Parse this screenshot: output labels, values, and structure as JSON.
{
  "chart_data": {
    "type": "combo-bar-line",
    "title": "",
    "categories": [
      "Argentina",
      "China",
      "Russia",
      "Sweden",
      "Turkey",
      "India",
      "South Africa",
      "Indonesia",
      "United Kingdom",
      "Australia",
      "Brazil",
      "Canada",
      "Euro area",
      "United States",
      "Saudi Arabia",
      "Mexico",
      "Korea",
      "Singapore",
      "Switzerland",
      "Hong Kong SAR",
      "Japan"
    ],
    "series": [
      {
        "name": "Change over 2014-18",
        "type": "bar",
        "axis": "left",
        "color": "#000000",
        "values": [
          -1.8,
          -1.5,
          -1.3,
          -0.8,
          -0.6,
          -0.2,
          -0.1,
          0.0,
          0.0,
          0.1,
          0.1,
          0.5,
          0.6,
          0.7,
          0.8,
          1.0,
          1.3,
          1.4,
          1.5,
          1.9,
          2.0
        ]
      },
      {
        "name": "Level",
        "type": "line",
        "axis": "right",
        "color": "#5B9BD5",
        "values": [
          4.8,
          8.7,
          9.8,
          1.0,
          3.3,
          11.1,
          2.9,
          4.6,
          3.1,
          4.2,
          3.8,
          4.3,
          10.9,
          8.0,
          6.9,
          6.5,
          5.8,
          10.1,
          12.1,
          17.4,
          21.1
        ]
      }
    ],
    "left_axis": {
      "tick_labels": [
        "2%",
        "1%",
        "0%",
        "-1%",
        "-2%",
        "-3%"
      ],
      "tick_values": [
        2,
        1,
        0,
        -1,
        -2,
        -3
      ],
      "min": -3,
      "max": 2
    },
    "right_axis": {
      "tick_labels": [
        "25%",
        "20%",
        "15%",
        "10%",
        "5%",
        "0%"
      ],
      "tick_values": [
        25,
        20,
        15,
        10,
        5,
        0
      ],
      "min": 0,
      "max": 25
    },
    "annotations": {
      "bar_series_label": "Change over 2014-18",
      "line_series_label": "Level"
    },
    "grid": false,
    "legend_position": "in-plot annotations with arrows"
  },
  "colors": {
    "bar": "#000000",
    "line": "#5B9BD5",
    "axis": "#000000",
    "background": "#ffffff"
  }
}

Aim of the task: Output every record above exactly as it appears.

In response:
Parse this screenshot: output labels, values, and structure as JSON.
{
  "chart_data": {
    "type": "combo-bar-line",
    "title": "",
    "categories": [
      "Argentina",
      "China",
      "Russia",
      "Sweden",
      "Turkey",
      "India",
      "South Africa",
      "Indonesia",
      "United Kingdom",
      "Australia",
      "Brazil",
      "Canada",
      "Euro area",
      "United States",
      "Saudi Arabia",
      "Mexico",
      "Korea",
      "Singapore",
      "Switzerland",
      "Hong Kong SAR",
      "Japan"
    ],
    "series": [
      {
        "name": "Change over 2014-18",
        "type": "bar",
        "axis": "left",
        "color": "#000000",
        "values": [
          -1.8,
          -1.5,
          -1.3,
          -0.8,
          -0.6,
          -0.2,
          -0.1,
          0.0,
          0.0,
          0.1,
          0.1,
          0.5,
          0.6,
          0.7,
          0.8,
          1.0,
          1.3,
          1.4,
          1.5,
          1.9,
          2.0
        ]
      },
      {
        "name": "Level",
        "type": "line",
        "axis": "right",
        "color": "#5B9BD5",
        "values": [
          4.8,
          8.7,
          9.8,
          1.0,
          3.3,
          11.1,
          2.9,
          4.6,
          3.1,
          4.2,
          3.8,
          4.3,
          10.9,
          8.0,
          6.9,
          6.5,
          5.8,
          10.1,
          12.1,
          17.4,
          21.1
        ]
      }
    ],
    "left_axis": {
      "tick_labels": [
        "2%",
        "1%",
        "0%",
        "-1%",
        "-2%",
        "-3%"
      ],
      "tick_values": [
        2,
        1,
        0,
        -1,
        -2,
        -3
      ],
      "min": -3,
      "max": 2
    },
    "right_axis": {
      "tick_labels": [
        "25%",
        "20%",
        "15%",
        "10%",
        "5%",
        "0%"
      ],
      "tick_values": [
        25,
        20,
        15,
        10,
        5,
        0
      ],
      "min": 0,
      "max": 25
    },
    "annotations": {
      "bar_series_label": "Change over 2014-18",
      "line_series_label": "Level"
    },
    "grid": false,
    "legend_position": "in-plot annotations with arrows"
  },
  "colors": {
    "bar": "#000000",
    "line": "#5B9BD5",
    "axis": "#000000",
    "background": "#ffffff"
  }
}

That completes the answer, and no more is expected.